Scan the listing below. Report each line that includes "累计同比".

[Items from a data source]
▶

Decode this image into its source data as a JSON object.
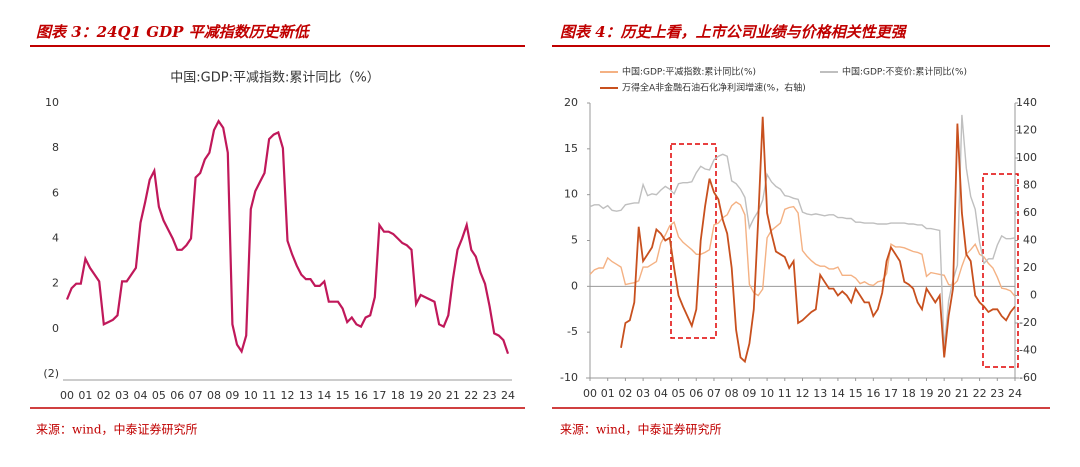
{
  "chart_data": [
    {
      "type": "line",
      "caption": "图表 3：24Q1 GDP 平减指数历史新低",
      "title": "中国:GDP:平减指数:累计同比（%）",
      "source": "来源：wind，中泰证券研究所",
      "x": [
        2000,
        2000.25,
        2000.5,
        2000.75,
        2001,
        2001.25,
        2001.5,
        2001.75,
        2002,
        2002.25,
        2002.5,
        2002.75,
        2003,
        2003.25,
        2003.5,
        2003.75,
        2004,
        2004.25,
        2004.5,
        2004.75,
        2005,
        2005.25,
        2005.5,
        2005.75,
        2006,
        2006.25,
        2006.5,
        2006.75,
        2007,
        2007.25,
        2007.5,
        2007.75,
        2008,
        2008.25,
        2008.5,
        2008.75,
        2009,
        2009.25,
        2009.5,
        2009.75,
        2010,
        2010.25,
        2010.5,
        2010.75,
        2011,
        2011.25,
        2011.5,
        2011.75,
        2012,
        2012.25,
        2012.5,
        2012.75,
        2013,
        2013.25,
        2013.5,
        2013.75,
        2014,
        2014.25,
        2014.5,
        2014.75,
        2015,
        2015.25,
        2015.5,
        2015.75,
        2016,
        2016.25,
        2016.5,
        2016.75,
        2017,
        2017.25,
        2017.5,
        2017.75,
        2018,
        2018.25,
        2018.5,
        2018.75,
        2019,
        2019.25,
        2019.5,
        2019.75,
        2020,
        2020.25,
        2020.5,
        2020.75,
        2021,
        2021.25,
        2021.5,
        2021.75,
        2022,
        2022.25,
        2022.5,
        2022.75,
        2023,
        2023.25,
        2023.5,
        2023.75,
        2024
      ],
      "series": [
        {
          "name": "中国:GDP:平减指数:累计同比（%）",
          "color": "#c0185a",
          "values": [
            1.3,
            1.8,
            2.0,
            2.0,
            3.1,
            2.7,
            2.4,
            2.1,
            0.2,
            0.3,
            0.4,
            0.6,
            2.1,
            2.1,
            2.4,
            2.7,
            4.7,
            5.6,
            6.6,
            7.0,
            5.4,
            4.8,
            4.4,
            4.0,
            3.5,
            3.5,
            3.7,
            4.0,
            6.7,
            6.9,
            7.5,
            7.8,
            8.8,
            9.2,
            8.9,
            7.8,
            0.2,
            -0.7,
            -1.0,
            -0.3,
            5.3,
            6.1,
            6.5,
            6.9,
            8.4,
            8.6,
            8.7,
            8.0,
            3.9,
            3.3,
            2.8,
            2.4,
            2.2,
            2.2,
            1.9,
            1.9,
            2.1,
            1.2,
            1.2,
            1.2,
            0.9,
            0.3,
            0.5,
            0.2,
            0.1,
            0.5,
            0.6,
            1.4,
            4.6,
            4.3,
            4.3,
            4.2,
            4.0,
            3.8,
            3.7,
            3.5,
            1.1,
            1.5,
            1.4,
            1.3,
            1.2,
            0.2,
            0.1,
            0.6,
            2.2,
            3.5,
            4.0,
            4.6,
            3.5,
            3.2,
            2.5,
            2.0,
            1.0,
            -0.2,
            -0.3,
            -0.5,
            -1.1
          ]
        }
      ],
      "xlim": [
        2000,
        2024
      ],
      "xticks": [
        {
          "value": 2000,
          "label": "00"
        },
        {
          "value": 2001,
          "label": "01"
        },
        {
          "value": 2002,
          "label": "02"
        },
        {
          "value": 2003,
          "label": "03"
        },
        {
          "value": 2004,
          "label": "04"
        },
        {
          "value": 2005,
          "label": "05"
        },
        {
          "value": 2006,
          "label": "06"
        },
        {
          "value": 2007,
          "label": "07"
        },
        {
          "value": 2008,
          "label": "08"
        },
        {
          "value": 2009,
          "label": "09"
        },
        {
          "value": 2010,
          "label": "10"
        },
        {
          "value": 2011,
          "label": "11"
        },
        {
          "value": 2012,
          "label": "12"
        },
        {
          "value": 2013,
          "label": "13"
        },
        {
          "value": 2014,
          "label": "14"
        },
        {
          "value": 2015,
          "label": "15"
        },
        {
          "value": 2016,
          "label": "16"
        },
        {
          "value": 2017,
          "label": "17"
        },
        {
          "value": 2018,
          "label": "18"
        },
        {
          "value": 2019,
          "label": "19"
        },
        {
          "value": 2020,
          "label": "20"
        },
        {
          "value": 2021,
          "label": "21"
        },
        {
          "value": 2022,
          "label": "22"
        },
        {
          "value": 2023,
          "label": "23"
        },
        {
          "value": 2024,
          "label": "24"
        }
      ],
      "ylim": [
        -2,
        10
      ],
      "yticks": [
        {
          "value": -2,
          "label": "(2)"
        },
        0,
        2,
        4,
        6,
        8,
        10
      ]
    },
    {
      "type": "line",
      "caption": "图表 4：历史上看，上市公司业绩与价格相关性更强",
      "source": "来源：wind，中泰证券研究所",
      "x": [
        2000,
        2000.25,
        2000.5,
        2000.75,
        2001,
        2001.25,
        2001.5,
        2001.75,
        2002,
        2002.25,
        2002.5,
        2002.75,
        2003,
        2003.25,
        2003.5,
        2003.75,
        2004,
        2004.25,
        2004.5,
        2004.75,
        2005,
        2005.25,
        2005.5,
        2005.75,
        2006,
        2006.25,
        2006.5,
        2006.75,
        2007,
        2007.25,
        2007.5,
        2007.75,
        2008,
        2008.25,
        2008.5,
        2008.75,
        2009,
        2009.25,
        2009.5,
        2009.75,
        2010,
        2010.25,
        2010.5,
        2010.75,
        2011,
        2011.25,
        2011.5,
        2011.75,
        2012,
        2012.25,
        2012.5,
        2012.75,
        2013,
        2013.25,
        2013.5,
        2013.75,
        2014,
        2014.25,
        2014.5,
        2014.75,
        2015,
        2015.25,
        2015.5,
        2015.75,
        2016,
        2016.25,
        2016.5,
        2016.75,
        2017,
        2017.25,
        2017.5,
        2017.75,
        2018,
        2018.25,
        2018.5,
        2018.75,
        2019,
        2019.25,
        2019.5,
        2019.75,
        2020,
        2020.25,
        2020.5,
        2020.75,
        2021,
        2021.25,
        2021.5,
        2021.75,
        2022,
        2022.25,
        2022.5,
        2022.75,
        2023,
        2023.25,
        2023.5,
        2023.75,
        2024
      ],
      "series": [
        {
          "name": "中国:GDP:平减指数:累计同比(%)",
          "color": "#f4b183",
          "values": [
            1.3,
            1.8,
            2.0,
            2.0,
            3.1,
            2.7,
            2.4,
            2.1,
            0.2,
            0.3,
            0.4,
            0.6,
            2.1,
            2.1,
            2.4,
            2.7,
            4.7,
            5.6,
            6.6,
            7.0,
            5.4,
            4.8,
            4.4,
            4.0,
            3.5,
            3.5,
            3.7,
            4.0,
            6.7,
            6.9,
            7.5,
            7.8,
            8.8,
            9.2,
            8.9,
            7.8,
            0.2,
            -0.7,
            -1.0,
            -0.3,
            5.3,
            6.1,
            6.5,
            6.9,
            8.4,
            8.6,
            8.7,
            8.0,
            3.9,
            3.3,
            2.8,
            2.4,
            2.2,
            2.2,
            1.9,
            1.9,
            2.1,
            1.2,
            1.2,
            1.2,
            0.9,
            0.3,
            0.5,
            0.2,
            0.1,
            0.5,
            0.6,
            1.4,
            4.6,
            4.3,
            4.3,
            4.2,
            4.0,
            3.8,
            3.7,
            3.5,
            1.1,
            1.5,
            1.4,
            1.3,
            1.2,
            0.2,
            0.1,
            0.6,
            2.2,
            3.5,
            4.0,
            4.6,
            3.5,
            3.2,
            2.5,
            2.0,
            1.0,
            -0.2,
            -0.3,
            -0.5,
            -1.1
          ]
        },
        {
          "name": "中国:GDP:不变价:累计同比(%)",
          "color": "#bfbfbf",
          "values": [
            8.7,
            8.9,
            8.9,
            8.5,
            8.8,
            8.3,
            8.2,
            8.3,
            8.9,
            9.0,
            9.1,
            9.1,
            11.1,
            9.9,
            10.1,
            10.0,
            10.5,
            10.9,
            10.6,
            10.1,
            11.2,
            11.3,
            11.3,
            11.4,
            12.4,
            13.1,
            12.8,
            12.7,
            13.8,
            14.2,
            14.4,
            14.2,
            11.5,
            11.2,
            10.6,
            9.7,
            6.4,
            7.4,
            8.2,
            9.4,
            12.2,
            11.4,
            10.9,
            10.6,
            9.9,
            9.8,
            9.6,
            9.5,
            8.1,
            7.9,
            7.8,
            7.9,
            7.8,
            7.7,
            7.8,
            7.8,
            7.5,
            7.5,
            7.4,
            7.4,
            7.0,
            7.0,
            6.9,
            6.9,
            6.9,
            6.8,
            6.8,
            6.8,
            6.9,
            6.9,
            6.9,
            6.9,
            6.8,
            6.8,
            6.7,
            6.7,
            6.3,
            6.3,
            6.2,
            6.1,
            -6.8,
            -1.6,
            0.7,
            2.3,
            18.7,
            12.9,
            9.8,
            8.4,
            4.8,
            2.5,
            3.0,
            3.0,
            4.5,
            5.5,
            5.2,
            5.2,
            5.3
          ]
        },
        {
          "name": "万得全A非金融石油石化净利润增速(%，右轴)",
          "color": "#c8501e",
          "axis": "y2",
          "values": [
            null,
            null,
            null,
            null,
            null,
            null,
            null,
            -38,
            -20,
            -18,
            -5,
            50,
            25,
            30,
            35,
            48,
            45,
            40,
            42,
            20,
            0,
            -8,
            -15,
            -22,
            -10,
            40,
            65,
            85,
            75,
            70,
            55,
            45,
            20,
            -25,
            -45,
            -48,
            -35,
            -10,
            55,
            130,
            60,
            45,
            32,
            30,
            28,
            20,
            25,
            -20,
            -18,
            -15,
            -12,
            -10,
            15,
            10,
            5,
            5,
            0,
            3,
            0,
            -5,
            5,
            0,
            -5,
            -5,
            -15,
            -10,
            2,
            25,
            35,
            30,
            25,
            10,
            8,
            5,
            -5,
            -10,
            5,
            0,
            -5,
            0,
            -45,
            -15,
            5,
            125,
            60,
            30,
            25,
            0,
            -5,
            -8,
            -12,
            -10,
            -10,
            -15,
            -18,
            -12,
            -8
          ]
        }
      ],
      "xlim": [
        2000,
        2024
      ],
      "xticks": [
        {
          "value": 2000,
          "label": "00"
        },
        {
          "value": 2001,
          "label": "01"
        },
        {
          "value": 2002,
          "label": "02"
        },
        {
          "value": 2003,
          "label": "03"
        },
        {
          "value": 2004,
          "label": "04"
        },
        {
          "value": 2005,
          "label": "05"
        },
        {
          "value": 2006,
          "label": "06"
        },
        {
          "value": 2007,
          "label": "07"
        },
        {
          "value": 2008,
          "label": "08"
        },
        {
          "value": 2009,
          "label": "09"
        },
        {
          "value": 2010,
          "label": "10"
        },
        {
          "value": 2011,
          "label": "11"
        },
        {
          "value": 2012,
          "label": "12"
        },
        {
          "value": 2013,
          "label": "13"
        },
        {
          "value": 2014,
          "label": "14"
        },
        {
          "value": 2015,
          "label": "15"
        },
        {
          "value": 2016,
          "label": "16"
        },
        {
          "value": 2017,
          "label": "17"
        },
        {
          "value": 2018,
          "label": "18"
        },
        {
          "value": 2019,
          "label": "19"
        },
        {
          "value": 2020,
          "label": "20"
        },
        {
          "value": 2021,
          "label": "21"
        },
        {
          "value": 2022,
          "label": "22"
        },
        {
          "value": 2023,
          "label": "23"
        },
        {
          "value": 2024,
          "label": "24"
        }
      ],
      "ylim": [
        -10,
        20
      ],
      "yticks": [
        -10,
        -5,
        0,
        5,
        10,
        15,
        20
      ],
      "y2lim": [
        -60,
        140
      ],
      "y2ticks": [
        -60,
        -40,
        -20,
        0,
        20,
        40,
        60,
        80,
        100,
        120,
        140
      ],
      "legend": "top"
    }
  ]
}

◀

_COMPLETE RESPONSE_
      "title": "中国:GDP:平减指数:累计同比（%）",
          "name": "中国:GDP:平减指数:累计同比（%）",
          "name": "中国:GDP:平减指数:累计同比(%)",
          "name": "中国:GDP:不变价:累计同比(%)",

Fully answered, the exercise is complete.